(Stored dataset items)
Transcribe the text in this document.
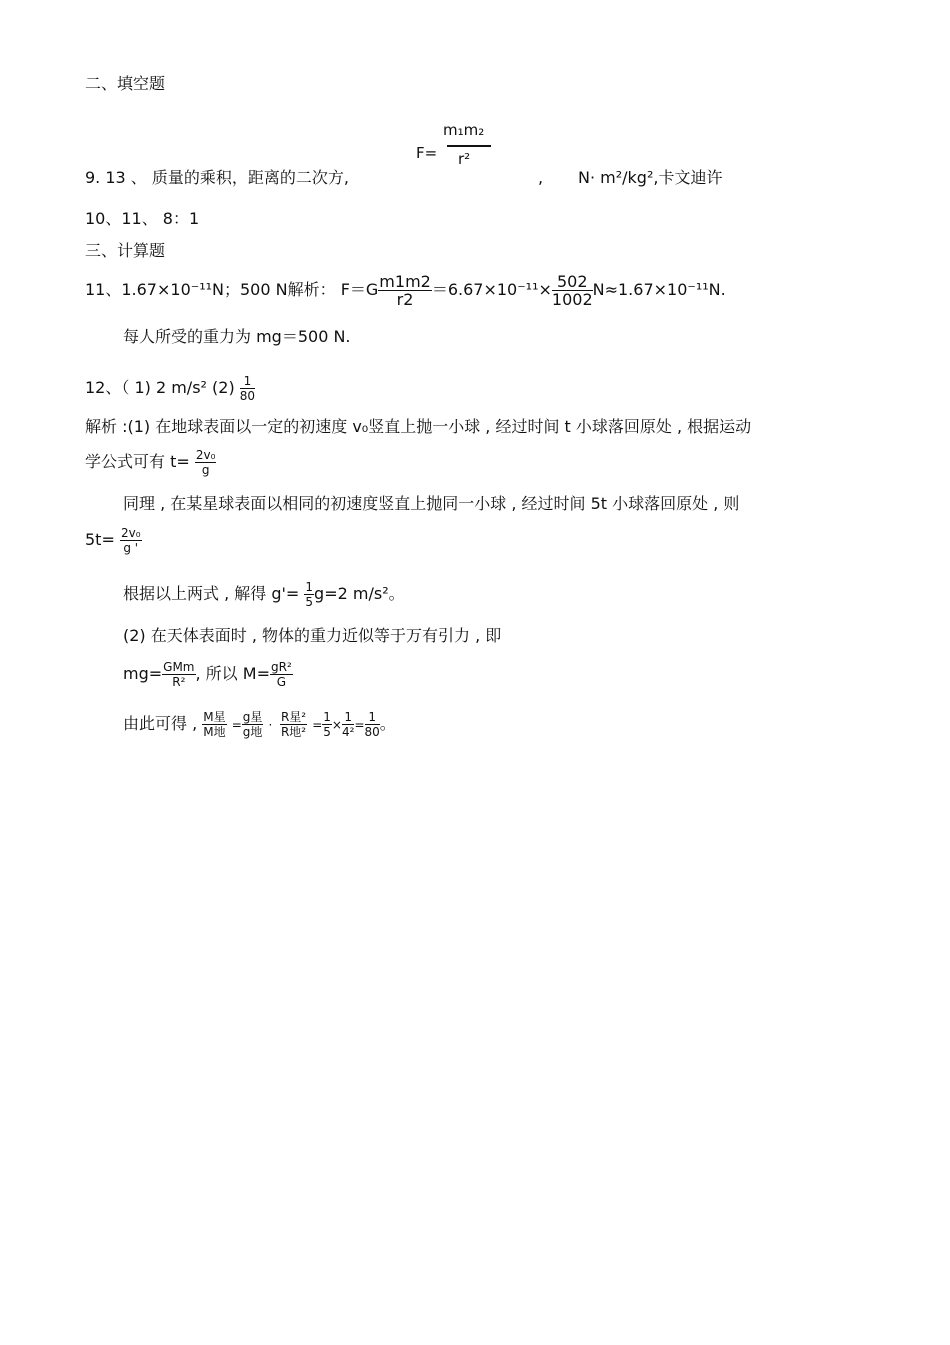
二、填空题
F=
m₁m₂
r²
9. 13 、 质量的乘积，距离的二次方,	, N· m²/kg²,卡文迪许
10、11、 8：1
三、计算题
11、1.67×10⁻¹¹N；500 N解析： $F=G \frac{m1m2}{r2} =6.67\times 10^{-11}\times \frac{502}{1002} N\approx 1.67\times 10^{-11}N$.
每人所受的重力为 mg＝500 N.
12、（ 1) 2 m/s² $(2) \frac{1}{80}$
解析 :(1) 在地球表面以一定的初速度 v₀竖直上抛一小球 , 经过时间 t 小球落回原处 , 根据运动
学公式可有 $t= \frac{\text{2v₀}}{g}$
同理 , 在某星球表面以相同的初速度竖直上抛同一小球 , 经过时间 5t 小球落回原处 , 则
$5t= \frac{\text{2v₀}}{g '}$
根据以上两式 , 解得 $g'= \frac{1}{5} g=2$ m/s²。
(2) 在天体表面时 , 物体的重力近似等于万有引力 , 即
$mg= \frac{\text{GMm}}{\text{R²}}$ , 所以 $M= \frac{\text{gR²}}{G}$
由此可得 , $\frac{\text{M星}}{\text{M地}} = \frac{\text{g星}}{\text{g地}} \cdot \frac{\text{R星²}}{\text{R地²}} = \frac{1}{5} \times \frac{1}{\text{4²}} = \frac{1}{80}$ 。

* * *

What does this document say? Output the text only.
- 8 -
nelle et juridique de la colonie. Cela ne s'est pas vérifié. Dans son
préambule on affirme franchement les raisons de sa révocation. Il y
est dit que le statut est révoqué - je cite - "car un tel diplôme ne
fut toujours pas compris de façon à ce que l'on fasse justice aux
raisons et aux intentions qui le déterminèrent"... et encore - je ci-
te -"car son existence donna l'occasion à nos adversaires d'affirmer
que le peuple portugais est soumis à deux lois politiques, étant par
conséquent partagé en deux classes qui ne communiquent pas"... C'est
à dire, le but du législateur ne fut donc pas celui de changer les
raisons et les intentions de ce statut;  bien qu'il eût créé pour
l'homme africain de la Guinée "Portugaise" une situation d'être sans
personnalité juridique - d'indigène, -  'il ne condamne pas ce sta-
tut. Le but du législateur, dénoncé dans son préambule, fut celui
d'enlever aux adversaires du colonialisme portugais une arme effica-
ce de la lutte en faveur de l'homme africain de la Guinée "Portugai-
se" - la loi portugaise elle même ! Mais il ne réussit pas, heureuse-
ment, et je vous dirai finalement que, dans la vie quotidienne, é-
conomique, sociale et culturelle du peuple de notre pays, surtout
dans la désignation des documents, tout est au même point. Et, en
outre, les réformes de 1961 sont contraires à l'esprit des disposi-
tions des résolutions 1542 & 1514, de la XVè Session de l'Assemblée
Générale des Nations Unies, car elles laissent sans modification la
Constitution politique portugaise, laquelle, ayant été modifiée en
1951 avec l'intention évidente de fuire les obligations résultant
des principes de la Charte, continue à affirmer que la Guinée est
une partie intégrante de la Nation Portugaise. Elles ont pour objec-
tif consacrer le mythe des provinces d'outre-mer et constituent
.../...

Directive:
Show all lines in the entries above where the word "raisons" appears.

Result of the task:
préambule on affirme franchement les raisons de sa révocation. Il y
raisons et aux intentions qui le déterminèrent"... et encore - je ci-
raisons et les intentions de ce statut;  bien qu'il eût créé pour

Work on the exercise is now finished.